Set task>
Please repeat all of the listing exactly.

-- Start The records --

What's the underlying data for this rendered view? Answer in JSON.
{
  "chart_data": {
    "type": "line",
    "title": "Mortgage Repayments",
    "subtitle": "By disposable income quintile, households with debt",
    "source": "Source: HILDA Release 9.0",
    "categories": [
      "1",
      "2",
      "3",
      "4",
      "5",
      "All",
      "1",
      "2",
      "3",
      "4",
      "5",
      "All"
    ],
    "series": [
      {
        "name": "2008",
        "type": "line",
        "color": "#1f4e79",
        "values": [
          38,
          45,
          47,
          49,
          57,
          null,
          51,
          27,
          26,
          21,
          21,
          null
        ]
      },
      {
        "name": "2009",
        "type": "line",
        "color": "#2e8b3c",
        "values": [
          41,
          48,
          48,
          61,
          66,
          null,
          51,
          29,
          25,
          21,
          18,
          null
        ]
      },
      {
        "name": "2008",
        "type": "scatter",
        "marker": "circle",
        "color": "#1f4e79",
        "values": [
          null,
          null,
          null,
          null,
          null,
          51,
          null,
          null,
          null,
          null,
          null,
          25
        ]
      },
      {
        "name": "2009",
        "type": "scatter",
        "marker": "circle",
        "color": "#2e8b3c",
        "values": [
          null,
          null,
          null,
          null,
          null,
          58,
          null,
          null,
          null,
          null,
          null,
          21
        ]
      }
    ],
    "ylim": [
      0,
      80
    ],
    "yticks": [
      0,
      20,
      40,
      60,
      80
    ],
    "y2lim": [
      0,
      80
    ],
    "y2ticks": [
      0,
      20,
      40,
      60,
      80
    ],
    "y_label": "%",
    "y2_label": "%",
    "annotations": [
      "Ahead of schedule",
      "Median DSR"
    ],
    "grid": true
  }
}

-- End The records --

Reply>
What's the underlying data for this rendered view? Answer in JSON.
{
  "chart_data": {
    "type": "line",
    "title": "Mortgage Repayments",
    "subtitle": "By disposable income quintile, households with debt",
    "source": "Source: HILDA Release 9.0",
    "categories": [
      "1",
      "2",
      "3",
      "4",
      "5",
      "All",
      "1",
      "2",
      "3",
      "4",
      "5",
      "All"
    ],
    "series": [
      {
        "name": "2008",
        "type": "line",
        "color": "#1f4e79",
        "values": [
          38,
          45,
          47,
          49,
          57,
          null,
          51,
          27,
          26,
          21,
          21,
          null
        ]
      },
      {
        "name": "2009",
        "type": "line",
        "color": "#2e8b3c",
        "values": [
          41,
          48,
          48,
          61,
          66,
          null,
          51,
          29,
          25,
          21,
          18,
          null
        ]
      },
      {
        "name": "2008",
        "type": "scatter",
        "marker": "circle",
        "color": "#1f4e79",
        "values": [
          null,
          null,
          null,
          null,
          null,
          51,
          null,
          null,
          null,
          null,
          null,
          25
        ]
      },
      {
        "name": "2009",
        "type": "scatter",
        "marker": "circle",
        "color": "#2e8b3c",
        "values": [
          null,
          null,
          null,
          null,
          null,
          58,
          null,
          null,
          null,
          null,
          null,
          21
        ]
      }
    ],
    "ylim": [
      0,
      80
    ],
    "yticks": [
      0,
      20,
      40,
      60,
      80
    ],
    "y2lim": [
      0,
      80
    ],
    "y2ticks": [
      0,
      20,
      40,
      60,
      80
    ],
    "y_label": "%",
    "y2_label": "%",
    "annotations": [
      "Ahead of schedule",
      "Median DSR"
    ],
    "grid": true
  }
}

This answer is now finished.